[Given request]
Answer with one number: the count of lines in this material that hold the word "structure".

[Working data]
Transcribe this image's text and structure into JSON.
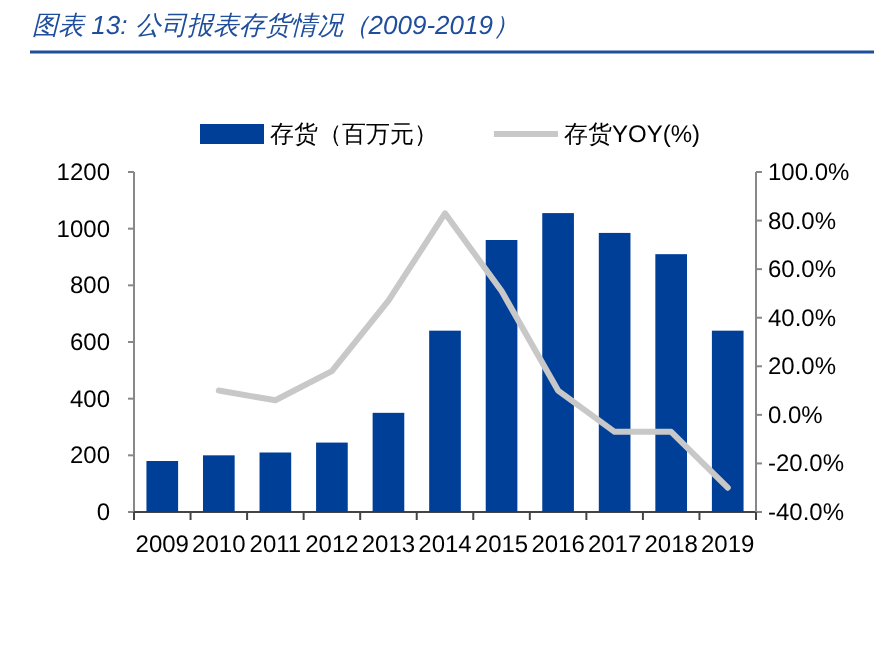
{
  "chart_data": {
    "type": "bar",
    "title": "图表 13: 公司报表存货情况（2009-2019）",
    "categories": [
      "2009",
      "2010",
      "2011",
      "2012",
      "2013",
      "2014",
      "2015",
      "2016",
      "2017",
      "2018",
      "2019"
    ],
    "series": [
      {
        "name": "存货（百万元）",
        "color": "#003f98",
        "values": [
          180,
          200,
          210,
          245,
          350,
          640,
          960,
          1055,
          985,
          910,
          640
        ]
      },
      {
        "name": "存货YOY(%)",
        "type": "line",
        "axis": "y2",
        "color": "#c8c8c8",
        "values": [
          null,
          10,
          6,
          18,
          47,
          83,
          51,
          10,
          -7,
          -7,
          -30
        ]
      }
    ],
    "ylim": [
      0,
      1200
    ],
    "yticks": [
      0,
      200,
      400,
      600,
      800,
      1000,
      1200
    ],
    "y2lim": [
      -40,
      100
    ],
    "y2ticks": [
      {
        "value": -40,
        "label": "-40.0%"
      },
      {
        "value": -20,
        "label": "-20.0%"
      },
      {
        "value": 0,
        "label": "0.0%"
      },
      {
        "value": 20,
        "label": "20.0%"
      },
      {
        "value": 40,
        "label": "40.0%"
      },
      {
        "value": 60,
        "label": "60.0%"
      },
      {
        "value": 80,
        "label": "80.0%"
      },
      {
        "value": 100,
        "label": "100.0%"
      }
    ],
    "legend": "top",
    "grid": false
  }
}
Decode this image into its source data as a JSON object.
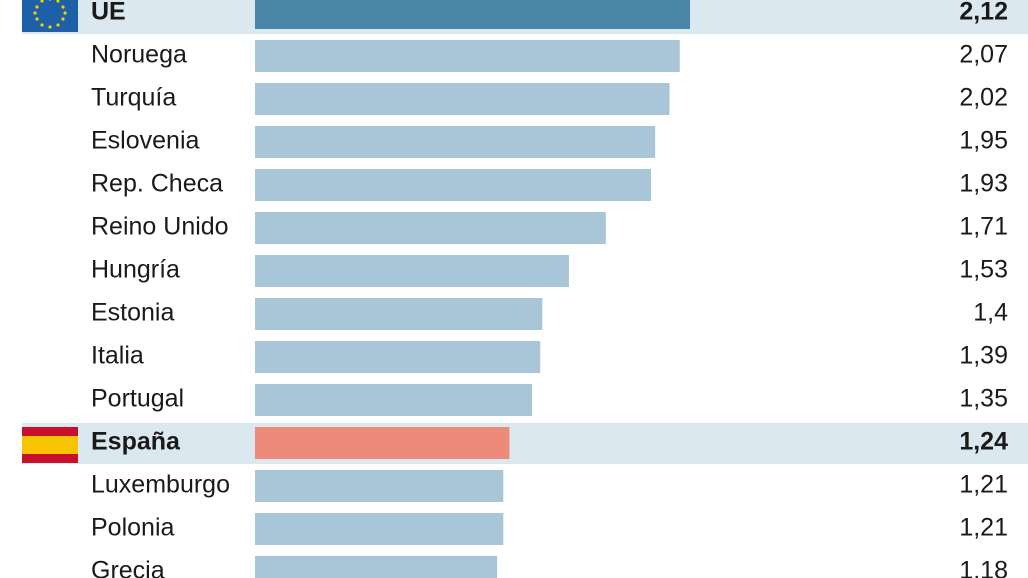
{
  "chart_data": {
    "type": "bar",
    "orientation": "horizontal",
    "categories": [
      "UE",
      "Noruega",
      "Turquía",
      "Eslovenia",
      "Rep. Checa",
      "Reino Unido",
      "Hungría",
      "Estonia",
      "Italia",
      "Portugal",
      "España",
      "Luxemburgo",
      "Polonia",
      "Grecia"
    ],
    "values": [
      2.12,
      2.07,
      2.02,
      1.95,
      1.93,
      1.71,
      1.53,
      1.4,
      1.39,
      1.35,
      1.24,
      1.21,
      1.21,
      1.18
    ],
    "value_labels": [
      "2,12",
      "2,07",
      "2,02",
      "1,95",
      "1,93",
      "1,71",
      "1,53",
      "1,4",
      "1,39",
      "1,35",
      "1,24",
      "1,21",
      "1,21",
      "1,18"
    ],
    "colors": [
      "#4a86a8",
      "#a9c6d9",
      "#a9c6d9",
      "#a9c6d9",
      "#a9c6d9",
      "#a9c6d9",
      "#a9c6d9",
      "#a9c6d9",
      "#a9c6d9",
      "#a9c6d9",
      "#ee8a7a",
      "#a9c6d9",
      "#a9c6d9",
      "#a9c6d9"
    ],
    "highlight_indices": [
      0,
      10
    ],
    "xlim": [
      0,
      2.5
    ]
  }
}
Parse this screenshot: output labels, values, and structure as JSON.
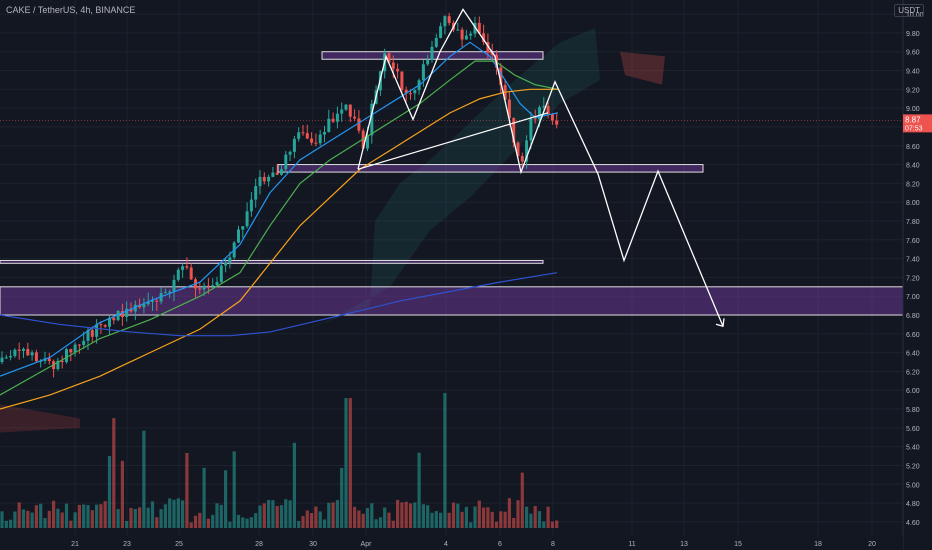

[Exercise answer]
2